— Data excerpts —
----

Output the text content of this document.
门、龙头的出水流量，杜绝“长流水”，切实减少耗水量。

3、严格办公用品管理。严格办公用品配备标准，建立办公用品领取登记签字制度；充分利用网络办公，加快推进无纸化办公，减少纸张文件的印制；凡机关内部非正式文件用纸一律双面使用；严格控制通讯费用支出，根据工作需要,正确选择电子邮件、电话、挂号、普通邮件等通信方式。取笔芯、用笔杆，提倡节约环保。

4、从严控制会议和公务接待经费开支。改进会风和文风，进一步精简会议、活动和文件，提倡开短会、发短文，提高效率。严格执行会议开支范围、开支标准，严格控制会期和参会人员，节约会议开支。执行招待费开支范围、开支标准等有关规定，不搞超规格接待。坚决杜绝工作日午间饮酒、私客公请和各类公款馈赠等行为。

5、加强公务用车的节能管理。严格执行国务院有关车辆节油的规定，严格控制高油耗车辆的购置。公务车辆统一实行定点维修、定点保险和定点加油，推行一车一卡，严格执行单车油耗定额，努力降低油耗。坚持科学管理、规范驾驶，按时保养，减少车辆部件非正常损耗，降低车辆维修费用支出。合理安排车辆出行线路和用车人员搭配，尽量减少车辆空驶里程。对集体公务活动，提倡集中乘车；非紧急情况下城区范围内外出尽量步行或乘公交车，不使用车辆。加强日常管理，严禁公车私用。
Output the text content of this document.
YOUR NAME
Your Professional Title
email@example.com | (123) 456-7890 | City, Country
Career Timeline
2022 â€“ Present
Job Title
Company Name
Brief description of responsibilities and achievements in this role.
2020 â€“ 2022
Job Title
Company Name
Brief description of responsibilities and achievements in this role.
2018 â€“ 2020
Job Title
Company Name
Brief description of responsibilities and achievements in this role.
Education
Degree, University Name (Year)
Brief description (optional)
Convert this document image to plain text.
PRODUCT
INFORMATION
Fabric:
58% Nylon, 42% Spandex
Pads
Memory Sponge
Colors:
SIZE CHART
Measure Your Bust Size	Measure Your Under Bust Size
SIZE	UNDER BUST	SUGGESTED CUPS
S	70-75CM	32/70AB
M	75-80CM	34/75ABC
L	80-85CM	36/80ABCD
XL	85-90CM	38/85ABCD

----

Set down the listing in full, keeping every word exactly as it is.

Output the text content of this document.
门、龙头的出水流量，杜绝“长流水”，切实减少耗水量。

3、严格办公用品管理。严格办公用品配备标准，建立办公用品领取登记签字制度；充分利用网络办公，加快推进无纸化办公，减少纸张文件的印制；凡机关内部非正式文件用纸一律双面使用；严格控制通讯费用支出，根据工作需要,正确选择电子邮件、电话、挂号、普通邮件等通信方式。取笔芯、用笔杆，提倡节约环保。

4、从严控制会议和公务接待经费开支。改进会风和文风，进一步精简会议、活动和文件，提倡开短会、发短文，提高效率。严格执行会议开支范围、开支标准，严格控制会期和参会人员，节约会议开支。执行招待费开支范围、开支标准等有关规定，不搞超规格接待。坚决杜绝工作日午间饮酒、私客公请和各类公款馈赠等行为。

5、加强公务用车的节能管理。严格执行国务院有关车辆节油的规定，严格控制高油耗车辆的购置。公务车辆统一实行定点维修、定点保险和定点加油，推行一车一卡，严格执行单车油耗定额，努力降低油耗。坚持科学管理、规范驾驶，按时保养，减少车辆部件非正常损耗，降低车辆维修费用支出。合理安排车辆出行线路和用车人员搭配，尽量减少车辆空驶里程。对集体公务活动，提倡集中乘车；非紧急情况下城区范围内外出尽量步行或乘公交车，不使用车辆。加强日常管理，严禁公车私用。
Output the text content of this document.
YOUR NAME
Your Professional Title
email@example.com | (123) 456-7890 | City, Country
Career Timeline
2022 â€“ Present
Job Title
Company Name
Brief description of responsibilities and achievements in this role.
2020 â€“ 2022
Job Title
Company Name
Brief description of responsibilities and achievements in this role.
2018 â€“ 2020
Job Title
Company Name
Brief description of responsibilities and achievements in this role.
Education
Degree, University Name (Year)
Brief description (optional)
Convert this document image to plain text.
PRODUCT
INFORMATION
Fabric:
58% Nylon, 42% Spandex
Pads
Memory Sponge
Colors:
SIZE CHART
Measure Your Bust Size	Measure Your Under Bust Size
SIZE	UNDER BUST	SUGGESTED CUPS
S	70-75CM	32/70AB
M	75-80CM	34/75ABC
L	80-85CM	36/80ABCD
XL	85-90CM	38/85ABCD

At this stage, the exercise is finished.